[START OF QUOTED TEXT]

How is this possible? I walked into this highly respectable Vietnamese tailor shop like a normal, average man. I was now the hunchback of Hoi An. My reflection staring back at me seemed grotesquely twisted, every limb asymmetrical, my expression in the mirror bewildered. Julia’s reflection, sitting on a bench next to fabric samples was clearly laughing at me.
“Oh no,” the tailor thoughtfully said, looking me up and down, “Off the rack suits would never fit your body.”
I sighed and decided not to mention that for the last nine years I’ve been wearing off the rack suits every day to the office.
“Don’t worry!” the tailor said, seeing my face droop, “We can make you beautiful suits!”
Julia was giggling behind me until one of the ladies offered to measure her for a “beautiful dress”.
“I happen to be very symmetrical.” Julia insisted, “Completely proportional and I don’t even need a dress.”
It was time to decide on suit style. To speed up this process, I pulled up my iPhone and showed pictures of Jimmy Fallon and Seth Meyers in crisp slim-fitting suits to show the tailor exactly the kind of suit I wanted. I picked these pictures out ahead of time, before my disastrous measuring. Now, here I was, a ridiculously asymmetrical man demanding to look like handsome late-night show hosts.
“I understand I don’t look like this, but I would like my suits to look like this,” I said.
The tailor looked at me, looked at the picture of Jimmy Fallon, looked back at me, and somehow managed to remain completely professional. She very politely nodded at the pictures, pointedly put my phone aside, and never referred to them again.
Next, I needed to pick fabric for my suits, an insurmountable task given how many fabric swatches lay on the table in front of me. Thankfully, the tailor was very helpful with picking out great patterns and matching lining fabric with outside wool fabric. By the time the style and the fabric of the suits were picked, I was feeling like an ugly duckling somewhere in the middle of the transformation. Deep inside, I could barely contain my excitement that I was finally going to wear custom, well-made suits every day at the office.
We were in Hoi An only for three days, but even just 24 hours was enough to get excellent custom-made suits made in this city. The town is known as the tailor capital of not only Vietnam but also of Southeast Asia. The streets of Hoi An’s old town are lined with tailor shops and their exquisitely dressed in the latest fashion mannequins. A tailor-made suit in Vietnam costs only as much as a regular off-the-rack suit in the US, which is many times less than a comparable custom-made suit in a Western tailor shop, and so many tourists leave Vietnam with more clothes than they brought. The shops are open early and close late, with workers sawing clothes around the clock to satisfy the demand. Custom clothes require multiple fittings and I was scheduled to come in three more times to try on the suits and measure for adjustments.

[END OF QUOTED TEXT]

◆ TASK REQUIREMENTS:
**1.** In the Hoi An tailoring account, how many more times was the narrator scheduled to return to try on the suits?
**2.** Write a continuation of the Hoi An tailor shop story, starting right after its final sentence.

[START OF DATA SECTION]

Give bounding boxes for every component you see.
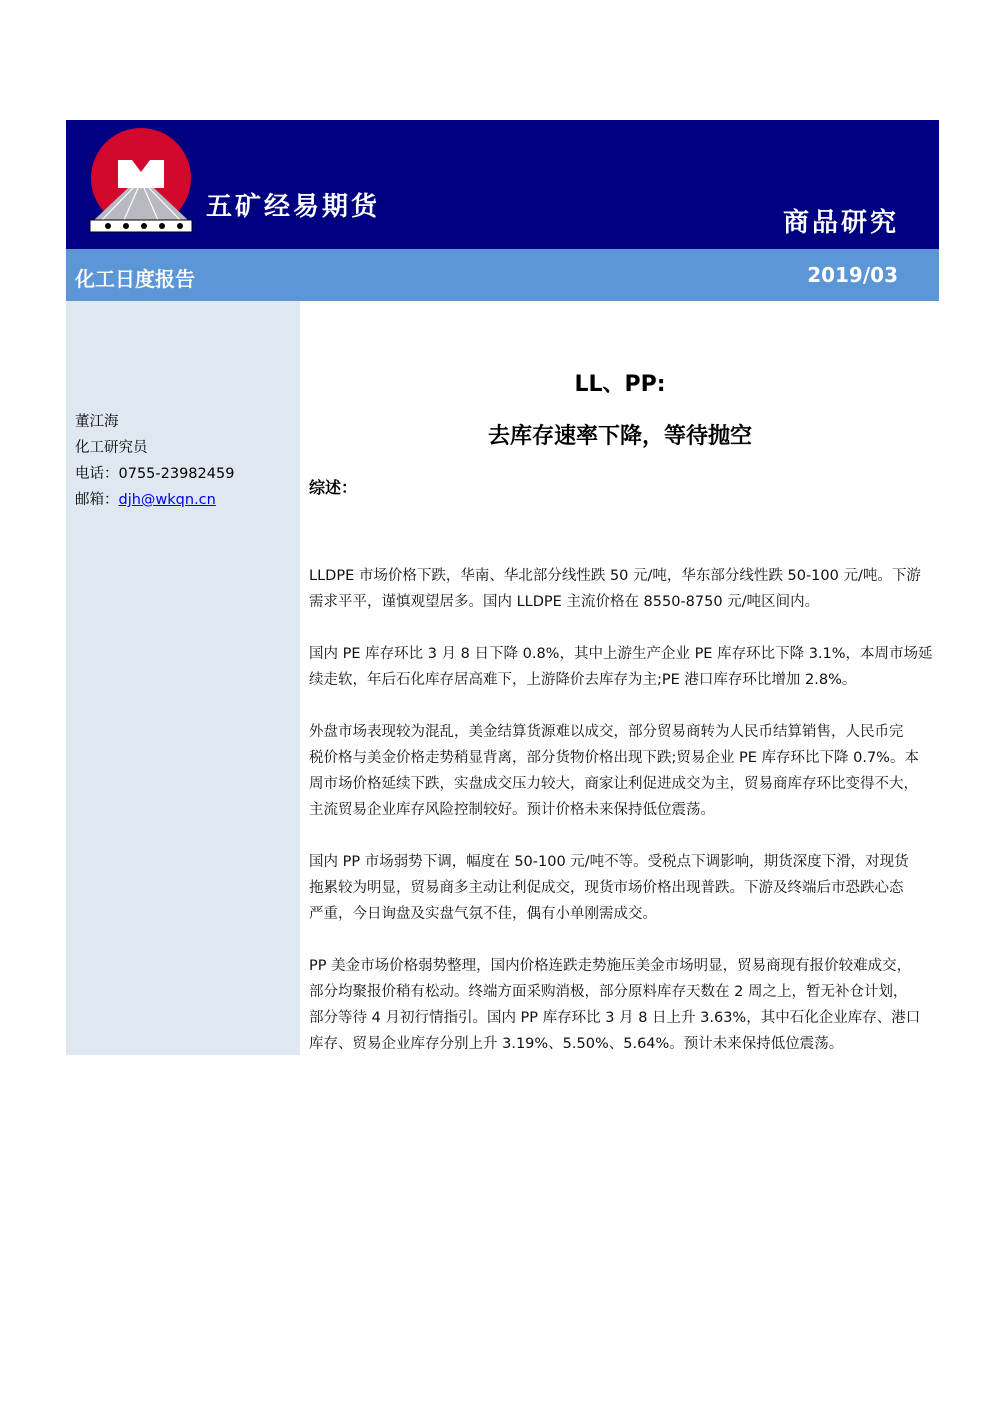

[END OF DATA SECTION]

◆ ANSWER LIST:
**1.** Three more times.

**2.**
It’s important to note that Hoi An is much more than just tailor shops. In fact, such frequent tailor visits really can cut into the sightseeing. Hoi An has a rich history serving as an international trading hub for centuries, and its well-preserved architecture now showcases Chinese, Japanese, and European influences. The Old Town was spared from bombing during the Vietnam War and is now a UNESCO World Heritage site. An evening in Hoi An is always a feast of color, with colorful lanterns decorating streets, houses, restaurants, and even boats. In the time between suit measurements, we managed to explore the streets and alleys of Hoi An, merchant houses, and colorful congregation halls. The town is very pretty, especially in the evening, and touristy but “touristy” in a good way as you want to be a tourist in such a beautiful and romantic place.
That evening, we went back to the tailor shop and were greeted by the same ladies.
“We sent your measurements to the head tailor and he called us back because he thought we made a mistake!” one of the ladies cheerfully chattered while again measuring my thigh, “But no, that’s just how your body is!”
I heard Julia stifling a laugh behind me.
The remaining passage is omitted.